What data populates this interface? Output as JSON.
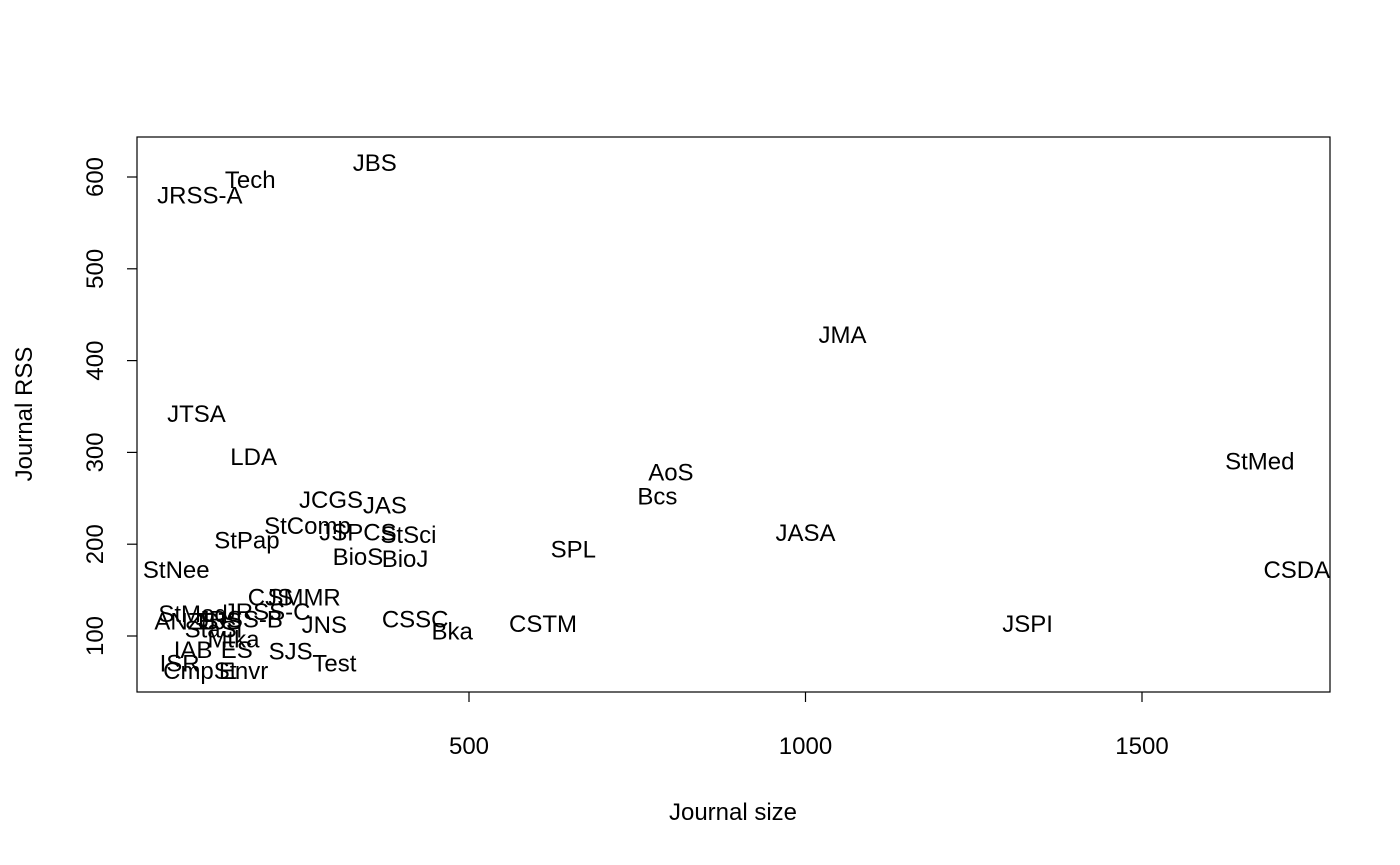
{
  "chart_data": {
    "type": "scatter",
    "title": "",
    "xlabel": "Journal size",
    "ylabel": "Journal RSS",
    "xlim": [
      0,
      1800
    ],
    "ylim": [
      40,
      640
    ],
    "x_ticks": [
      500,
      1000,
      1500
    ],
    "y_ticks": [
      100,
      200,
      300,
      400,
      500,
      600
    ],
    "grid": false,
    "legend": "none",
    "marker": "text-label",
    "points": [
      {
        "label": "JBS",
        "x": 360,
        "y": 615
      },
      {
        "label": "Tech",
        "x": 175,
        "y": 597
      },
      {
        "label": "JRSS-A",
        "x": 100,
        "y": 580
      },
      {
        "label": "JMA",
        "x": 1055,
        "y": 428
      },
      {
        "label": "JTSA",
        "x": 95,
        "y": 342
      },
      {
        "label": "LDA",
        "x": 180,
        "y": 295
      },
      {
        "label": "StMed",
        "x": 1675,
        "y": 290
      },
      {
        "label": "AoS",
        "x": 800,
        "y": 278
      },
      {
        "label": "Bcs",
        "x": 780,
        "y": 252
      },
      {
        "label": "JCGS",
        "x": 295,
        "y": 248
      },
      {
        "label": "JAS",
        "x": 375,
        "y": 242
      },
      {
        "label": "StComp",
        "x": 260,
        "y": 220
      },
      {
        "label": "JASA",
        "x": 1000,
        "y": 212
      },
      {
        "label": "JSPCS",
        "x": 335,
        "y": 213
      },
      {
        "label": "StSci",
        "x": 410,
        "y": 210
      },
      {
        "label": "StPap",
        "x": 170,
        "y": 204
      },
      {
        "label": "SPL",
        "x": 655,
        "y": 194
      },
      {
        "label": "BioS",
        "x": 335,
        "y": 186
      },
      {
        "label": "BioJ",
        "x": 405,
        "y": 184
      },
      {
        "label": "StNee",
        "x": 65,
        "y": 172
      },
      {
        "label": "CSDA",
        "x": 1730,
        "y": 172
      },
      {
        "label": "CJS",
        "x": 205,
        "y": 142
      },
      {
        "label": "SMMR",
        "x": 255,
        "y": 142
      },
      {
        "label": "StMod",
        "x": 90,
        "y": 124
      },
      {
        "label": "ANZS",
        "x": 80,
        "y": 116
      },
      {
        "label": "JRSS-C",
        "x": 200,
        "y": 126
      },
      {
        "label": "JRSS-B",
        "x": 160,
        "y": 118
      },
      {
        "label": "EJS",
        "x": 130,
        "y": 116
      },
      {
        "label": "CSSC",
        "x": 420,
        "y": 118
      },
      {
        "label": "CSTM",
        "x": 610,
        "y": 113
      },
      {
        "label": "JSPI",
        "x": 1330,
        "y": 113
      },
      {
        "label": "JNS",
        "x": 285,
        "y": 112
      },
      {
        "label": "StaSi",
        "x": 120,
        "y": 107
      },
      {
        "label": "Bka",
        "x": 475,
        "y": 105
      },
      {
        "label": "Mtka",
        "x": 150,
        "y": 96
      },
      {
        "label": "IAB",
        "x": 90,
        "y": 85
      },
      {
        "label": "ES",
        "x": 155,
        "y": 85
      },
      {
        "label": "SJS",
        "x": 235,
        "y": 83
      },
      {
        "label": "ISR",
        "x": 70,
        "y": 70
      },
      {
        "label": "Test",
        "x": 300,
        "y": 70
      },
      {
        "label": "CmpSt",
        "x": 100,
        "y": 62
      },
      {
        "label": "Envr",
        "x": 165,
        "y": 62
      }
    ]
  }
}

____

**Aim:**
Print all entries exactly. The images do not belong in the copy.

**Finished task:**
What data populates this interface? Output as JSON.
{
  "chart_data": {
    "type": "scatter",
    "title": "",
    "xlabel": "Journal size",
    "ylabel": "Journal RSS",
    "xlim": [
      0,
      1800
    ],
    "ylim": [
      40,
      640
    ],
    "x_ticks": [
      500,
      1000,
      1500
    ],
    "y_ticks": [
      100,
      200,
      300,
      400,
      500,
      600
    ],
    "grid": false,
    "legend": "none",
    "marker": "text-label",
    "points": [
      {
        "label": "JBS",
        "x": 360,
        "y": 615
      },
      {
        "label": "Tech",
        "x": 175,
        "y": 597
      },
      {
        "label": "JRSS-A",
        "x": 100,
        "y": 580
      },
      {
        "label": "JMA",
        "x": 1055,
        "y": 428
      },
      {
        "label": "JTSA",
        "x": 95,
        "y": 342
      },
      {
        "label": "LDA",
        "x": 180,
        "y": 295
      },
      {
        "label": "StMed",
        "x": 1675,
        "y": 290
      },
      {
        "label": "AoS",
        "x": 800,
        "y": 278
      },
      {
        "label": "Bcs",
        "x": 780,
        "y": 252
      },
      {
        "label": "JCGS",
        "x": 295,
        "y": 248
      },
      {
        "label": "JAS",
        "x": 375,
        "y": 242
      },
      {
        "label": "StComp",
        "x": 260,
        "y": 220
      },
      {
        "label": "JASA",
        "x": 1000,
        "y": 212
      },
      {
        "label": "JSPCS",
        "x": 335,
        "y": 213
      },
      {
        "label": "StSci",
        "x": 410,
        "y": 210
      },
      {
        "label": "StPap",
        "x": 170,
        "y": 204
      },
      {
        "label": "SPL",
        "x": 655,
        "y": 194
      },
      {
        "label": "BioS",
        "x": 335,
        "y": 186
      },
      {
        "label": "BioJ",
        "x": 405,
        "y": 184
      },
      {
        "label": "StNee",
        "x": 65,
        "y": 172
      },
      {
        "label": "CSDA",
        "x": 1730,
        "y": 172
      },
      {
        "label": "CJS",
        "x": 205,
        "y": 142
      },
      {
        "label": "SMMR",
        "x": 255,
        "y": 142
      },
      {
        "label": "StMod",
        "x": 90,
        "y": 124
      },
      {
        "label": "ANZS",
        "x": 80,
        "y": 116
      },
      {
        "label": "JRSS-C",
        "x": 200,
        "y": 126
      },
      {
        "label": "JRSS-B",
        "x": 160,
        "y": 118
      },
      {
        "label": "EJS",
        "x": 130,
        "y": 116
      },
      {
        "label": "CSSC",
        "x": 420,
        "y": 118
      },
      {
        "label": "CSTM",
        "x": 610,
        "y": 113
      },
      {
        "label": "JSPI",
        "x": 1330,
        "y": 113
      },
      {
        "label": "JNS",
        "x": 285,
        "y": 112
      },
      {
        "label": "StaSi",
        "x": 120,
        "y": 107
      },
      {
        "label": "Bka",
        "x": 475,
        "y": 105
      },
      {
        "label": "Mtka",
        "x": 150,
        "y": 96
      },
      {
        "label": "IAB",
        "x": 90,
        "y": 85
      },
      {
        "label": "ES",
        "x": 155,
        "y": 85
      },
      {
        "label": "SJS",
        "x": 235,
        "y": 83
      },
      {
        "label": "ISR",
        "x": 70,
        "y": 70
      },
      {
        "label": "Test",
        "x": 300,
        "y": 70
      },
      {
        "label": "CmpSt",
        "x": 100,
        "y": 62
      },
      {
        "label": "Envr",
        "x": 165,
        "y": 62
      }
    ]
  }
}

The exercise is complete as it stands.